Reste que, malgré son actualité brûlante, le propos de Vercors est, malheureusement, mis à distance par la mise en scène trop sophistiquée du directeur du Théâtre de la Ville. Mu par la volonté de réaliser des images, esthétiquement réussies grâce au travail scénographique d’Yves Collet et aux lumières de Christophe Lemaire, Emmanuel Demarcy-Mota théâtralise à l’excès une pièce qui n’en demandait pas tant. Déjà handicapés par une aisance scénique inégale, les comédiennes et comédiens de la troupe du Théâtre de la Ville se trouvent enfermés dans une direction d’acteurs rigide et empruntée. Au lieu de se mettre à hauteur de spectateurs, les voilà parés d’un ton professoral qui tend à prendre son monde de haut et à inscrire le spectacle dans une verticalité maladroite. Un manque de fluidité formelle qui contamine, par capillarité, la limpidité de la pensée, et donne à l’ensemble un vernis artificiel, plutôt que de jouer pleinement la carte de l’enquête intellectuelle. A ce Zoo, il aura alors sans doute manqué une bonne dose de simplicité pour, plus directement, ouvrir les esprits et, plus sincèrement, toucher les cœurs.

########

Dans la critique théâtrale, à qui le travail scénographique est-il attribué ?

########

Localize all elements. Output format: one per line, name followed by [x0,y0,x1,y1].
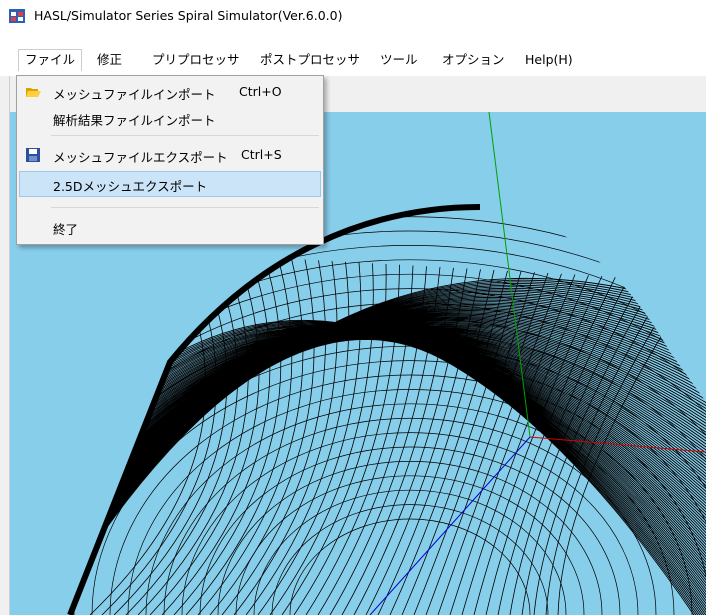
mesh-wireframe [70,216,706,615]
mesh-silhouette [67,204,481,615]
menu-file[interactable]: ファイル [18,49,83,71]
menu-tools[interactable]: ツール [374,49,424,71]
menu-postprocessor[interactable]: ポストプロセッサ [254,49,366,71]
menu-bar: ファイル 修正 プリプロセッサ ポストプロセッサ ツール オプション Help(… [0,44,706,76]
menu-item-result-import[interactable]: 解析結果ファイルインポート [19,105,321,131]
menu-item-mesh-import[interactable]: メッシュファイルインポート Ctrl+O [19,79,321,105]
menu-item-label: 2.5Dメッシュエクスポート [53,179,208,194]
window-title: HASL/Simulator Series Spiral Simulator(V… [34,8,343,23]
left-panel-edge [0,76,10,615]
menu-item-25d-export[interactable]: 2.5Dメッシュエクスポート [19,171,321,197]
menu-separator [51,207,319,208]
title-bar: HASL/Simulator Series Spiral Simulator(V… [0,0,706,32]
menu-separator [51,135,319,136]
app-window-icon [9,9,25,23]
menu-preprocessor[interactable]: プリプロセッサ [146,49,246,71]
menu-item-exit[interactable]: 終了 [19,214,321,240]
menu-options[interactable]: オプション [436,49,511,71]
menu-item-label: メッシュファイルインポート [53,87,216,102]
menu-edit[interactable]: 修正 [91,49,128,71]
shortcut-label: Ctrl+O [239,84,282,99]
menu-item-label: メッシュファイルエクスポート [53,150,228,165]
shortcut-label: Ctrl+S [241,147,282,162]
save-disk-icon [26,148,40,162]
menu-item-mesh-export[interactable]: メッシュファイルエクスポート Ctrl+S [19,142,321,168]
menu-item-label: 終了 [53,222,79,237]
menu-help[interactable]: Help(H) [519,49,579,71]
open-folder-icon [26,88,41,97]
file-menu-dropdown: メッシュファイルインポート Ctrl+O 解析結果ファイルインポート メッシュフ… [16,75,324,245]
menu-item-label: 解析結果ファイルインポート [53,113,216,128]
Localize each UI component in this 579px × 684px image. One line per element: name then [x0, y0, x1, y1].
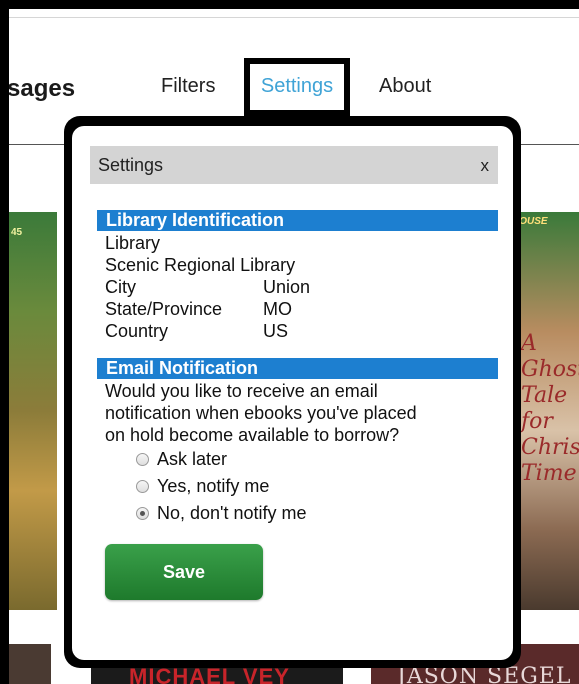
radio-button-selected[interactable] — [136, 506, 149, 520]
library-label: Library — [105, 233, 161, 253]
city-value: Union — [263, 277, 311, 297]
radio-option-ask-later[interactable]: Ask later — [136, 448, 227, 470]
popup-pointer — [291, 114, 315, 126]
radio-button[interactable] — [136, 479, 149, 493]
app-window: sages Filters Settings About 45 HOUSE A … — [9, 9, 579, 684]
email-question-line-3: on hold become available to borrow? — [105, 425, 400, 445]
page-title: sages — [9, 75, 76, 102]
country-label: Country — [105, 321, 169, 341]
email-question-line-2: notification when ebooks you've placed — [105, 403, 417, 423]
country-value: US — [263, 321, 289, 341]
email-section-heading: Email Notification — [97, 358, 498, 379]
tab-about[interactable]: About — [379, 75, 431, 98]
tab-filters[interactable]: Filters — [161, 75, 215, 98]
library-section-heading: Library Identification — [97, 210, 498, 231]
state-label: State/Province — [105, 299, 223, 319]
state-value: MO — [263, 299, 292, 319]
city-label: City — [105, 277, 136, 297]
popup-title: Settings — [98, 155, 164, 175]
tab-settings[interactable]: Settings — [244, 58, 350, 116]
top-divider — [9, 17, 579, 18]
settings-popup: Settings x Library Identification Librar… — [72, 126, 513, 660]
book-cover-right-script: A Ghost Tale for Christmas Time — [521, 331, 579, 486]
book-cover-left-number: 45 — [11, 227, 23, 238]
save-button[interactable]: Save — [105, 544, 263, 600]
book-cover-bottom-left[interactable] — [9, 644, 51, 684]
radio-label: Ask later — [157, 448, 228, 469]
radio-button[interactable] — [136, 452, 149, 466]
radio-label: No, don't notify me — [157, 502, 307, 523]
radio-label: Yes, notify me — [157, 475, 270, 496]
email-question-line-1: Would you like to receive an email — [105, 381, 378, 401]
radio-option-yes-notify[interactable]: Yes, notify me — [136, 475, 269, 497]
radio-option-no-notify[interactable]: No, don't notify me — [136, 502, 307, 524]
popup-header: Settings x — [90, 146, 498, 184]
library-name: Scenic Regional Library — [105, 255, 296, 275]
close-icon[interactable]: x — [481, 156, 490, 176]
book-cover-left[interactable] — [9, 212, 57, 610]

########

**Réponse attendue:**
À Yves Collet.